INSTRUCTION: Copy the data verbatim, from the line holding "product-image[interactable] — [159, 113, 841, 945]" through the line holding "original-retail-value: $188 —", both lines included.

★ ★ ★ ★ ★

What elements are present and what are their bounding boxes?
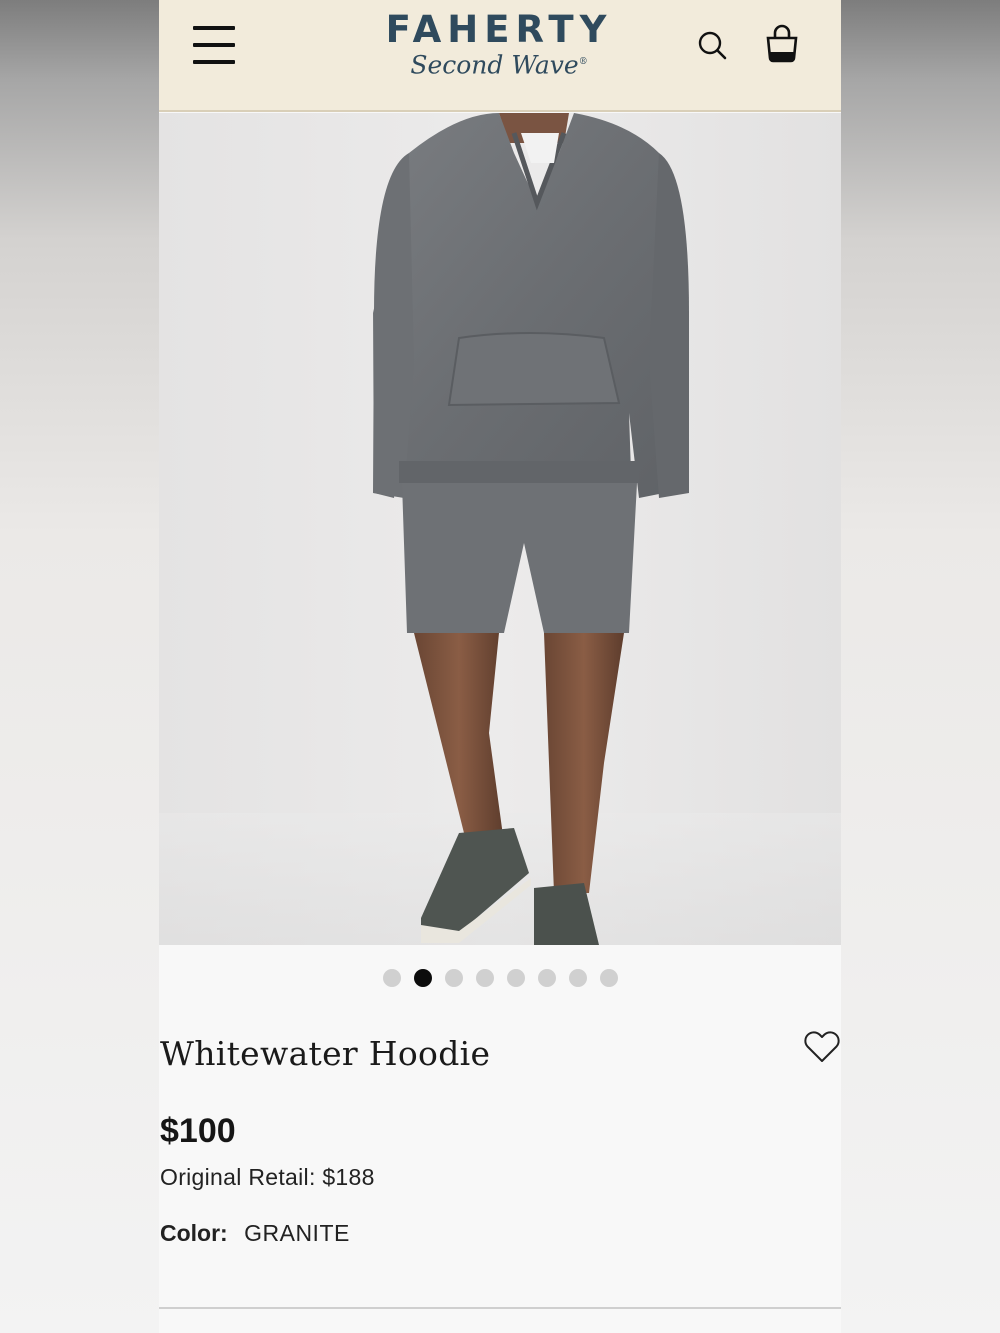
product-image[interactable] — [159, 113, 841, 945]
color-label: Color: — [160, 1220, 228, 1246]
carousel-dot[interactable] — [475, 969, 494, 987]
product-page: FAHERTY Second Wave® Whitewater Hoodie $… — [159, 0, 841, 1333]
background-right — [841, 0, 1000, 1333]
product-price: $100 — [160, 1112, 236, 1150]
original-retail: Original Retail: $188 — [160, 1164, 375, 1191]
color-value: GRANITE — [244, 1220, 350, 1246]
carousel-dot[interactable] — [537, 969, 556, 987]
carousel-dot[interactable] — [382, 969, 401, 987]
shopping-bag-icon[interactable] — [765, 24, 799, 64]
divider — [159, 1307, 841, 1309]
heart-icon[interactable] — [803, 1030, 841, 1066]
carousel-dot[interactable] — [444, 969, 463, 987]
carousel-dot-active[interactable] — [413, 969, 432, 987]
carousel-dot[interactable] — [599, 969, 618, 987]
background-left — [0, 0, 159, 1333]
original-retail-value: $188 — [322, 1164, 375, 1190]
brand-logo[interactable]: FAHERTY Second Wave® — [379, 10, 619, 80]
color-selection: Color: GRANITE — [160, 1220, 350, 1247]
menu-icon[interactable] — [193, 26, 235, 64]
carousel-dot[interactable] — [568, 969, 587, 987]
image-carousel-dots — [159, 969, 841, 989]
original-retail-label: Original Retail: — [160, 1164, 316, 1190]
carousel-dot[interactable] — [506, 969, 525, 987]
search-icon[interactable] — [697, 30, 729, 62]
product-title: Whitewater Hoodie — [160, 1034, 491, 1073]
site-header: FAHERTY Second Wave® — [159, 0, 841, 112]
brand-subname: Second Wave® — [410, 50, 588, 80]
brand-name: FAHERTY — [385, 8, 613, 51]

★ ★ ★ ★ ★

RESULT:
product-image[interactable] — [159, 113, 841, 945]
color-label: Color: — [160, 1220, 228, 1246]
carousel-dot[interactable] — [475, 969, 494, 987]
product-page: FAHERTY Second Wave® Whitewater Hoodie $… — [159, 0, 841, 1333]
background-right — [841, 0, 1000, 1333]
product-price: $100 — [160, 1112, 236, 1150]
original-retail: Original Retail: $188 — [160, 1164, 375, 1191]
color-value: GRANITE — [244, 1220, 350, 1246]
carousel-dot[interactable] — [537, 969, 556, 987]
carousel-dot[interactable] — [382, 969, 401, 987]
shopping-bag-icon[interactable] — [765, 24, 799, 64]
divider — [159, 1307, 841, 1309]
heart-icon[interactable] — [803, 1030, 841, 1066]
carousel-dot[interactable] — [444, 969, 463, 987]
carousel-dot-active[interactable] — [413, 969, 432, 987]
carousel-dot[interactable] — [599, 969, 618, 987]
background-left — [0, 0, 159, 1333]
original-retail-value: $188 — [322, 1164, 375, 1190]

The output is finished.